The problem » Print all records exactly, leaving nothing out.
━━━━━━━━━━━━━━━━━━━━━━━━━━━━━━
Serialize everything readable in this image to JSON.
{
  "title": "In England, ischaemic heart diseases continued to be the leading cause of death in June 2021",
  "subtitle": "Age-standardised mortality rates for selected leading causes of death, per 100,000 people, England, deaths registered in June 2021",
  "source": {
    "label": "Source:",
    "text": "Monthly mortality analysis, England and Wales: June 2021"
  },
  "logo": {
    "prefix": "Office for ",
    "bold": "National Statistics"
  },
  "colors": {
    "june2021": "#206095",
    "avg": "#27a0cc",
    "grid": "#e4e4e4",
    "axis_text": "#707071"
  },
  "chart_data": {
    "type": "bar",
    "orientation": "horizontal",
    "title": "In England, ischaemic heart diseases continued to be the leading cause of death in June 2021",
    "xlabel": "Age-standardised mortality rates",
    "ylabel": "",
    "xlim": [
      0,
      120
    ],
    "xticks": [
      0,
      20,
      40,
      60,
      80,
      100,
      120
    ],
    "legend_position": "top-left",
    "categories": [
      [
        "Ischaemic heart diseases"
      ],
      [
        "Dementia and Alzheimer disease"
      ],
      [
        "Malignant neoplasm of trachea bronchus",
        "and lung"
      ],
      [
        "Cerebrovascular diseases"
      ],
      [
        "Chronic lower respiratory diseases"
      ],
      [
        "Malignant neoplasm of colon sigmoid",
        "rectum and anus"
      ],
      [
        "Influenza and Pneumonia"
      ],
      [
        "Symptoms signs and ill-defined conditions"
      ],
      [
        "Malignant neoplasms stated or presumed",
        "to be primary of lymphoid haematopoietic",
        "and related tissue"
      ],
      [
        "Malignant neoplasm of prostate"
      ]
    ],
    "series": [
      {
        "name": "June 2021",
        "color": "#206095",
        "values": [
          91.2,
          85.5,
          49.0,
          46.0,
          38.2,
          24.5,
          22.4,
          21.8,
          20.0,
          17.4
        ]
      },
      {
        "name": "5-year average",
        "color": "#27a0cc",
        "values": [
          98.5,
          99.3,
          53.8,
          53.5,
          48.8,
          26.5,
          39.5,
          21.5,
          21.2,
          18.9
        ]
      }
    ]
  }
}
━━━━━━━━━━━━━━━━━━━━━━━━━━━━━━
Written response »
Serialize everything readable in this image to JSON.
{
  "title": "In England, ischaemic heart diseases continued to be the leading cause of death in June 2021",
  "subtitle": "Age-standardised mortality rates for selected leading causes of death, per 100,000 people, England, deaths registered in June 2021",
  "source": {
    "label": "Source:",
    "text": "Monthly mortality analysis, England and Wales: June 2021"
  },
  "logo": {
    "prefix": "Office for ",
    "bold": "National Statistics"
  },
  "colors": {
    "june2021": "#206095",
    "avg": "#27a0cc",
    "grid": "#e4e4e4",
    "axis_text": "#707071"
  },
  "chart_data": {
    "type": "bar",
    "orientation": "horizontal",
    "title": "In England, ischaemic heart diseases continued to be the leading cause of death in June 2021",
    "xlabel": "Age-standardised mortality rates",
    "ylabel": "",
    "xlim": [
      0,
      120
    ],
    "xticks": [
      0,
      20,
      40,
      60,
      80,
      100,
      120
    ],
    "legend_position": "top-left",
    "categories": [
      [
        "Ischaemic heart diseases"
      ],
      [
        "Dementia and Alzheimer disease"
      ],
      [
        "Malignant neoplasm of trachea bronchus",
        "and lung"
      ],
      [
        "Cerebrovascular diseases"
      ],
      [
        "Chronic lower respiratory diseases"
      ],
      [
        "Malignant neoplasm of colon sigmoid",
        "rectum and anus"
      ],
      [
        "Influenza and Pneumonia"
      ],
      [
        "Symptoms signs and ill-defined conditions"
      ],
      [
        "Malignant neoplasms stated or presumed",
        "to be primary of lymphoid haematopoietic",
        "and related tissue"
      ],
      [
        "Malignant neoplasm of prostate"
      ]
    ],
    "series": [
      {
        "name": "June 2021",
        "color": "#206095",
        "values": [
          91.2,
          85.5,
          49.0,
          46.0,
          38.2,
          24.5,
          22.4,
          21.8,
          20.0,
          17.4
        ]
      },
      {
        "name": "5-year average",
        "color": "#27a0cc",
        "values": [
          98.5,
          99.3,
          53.8,
          53.5,
          48.8,
          26.5,
          39.5,
          21.5,
          21.2,
          18.9
        ]
      }
    ]
  }
}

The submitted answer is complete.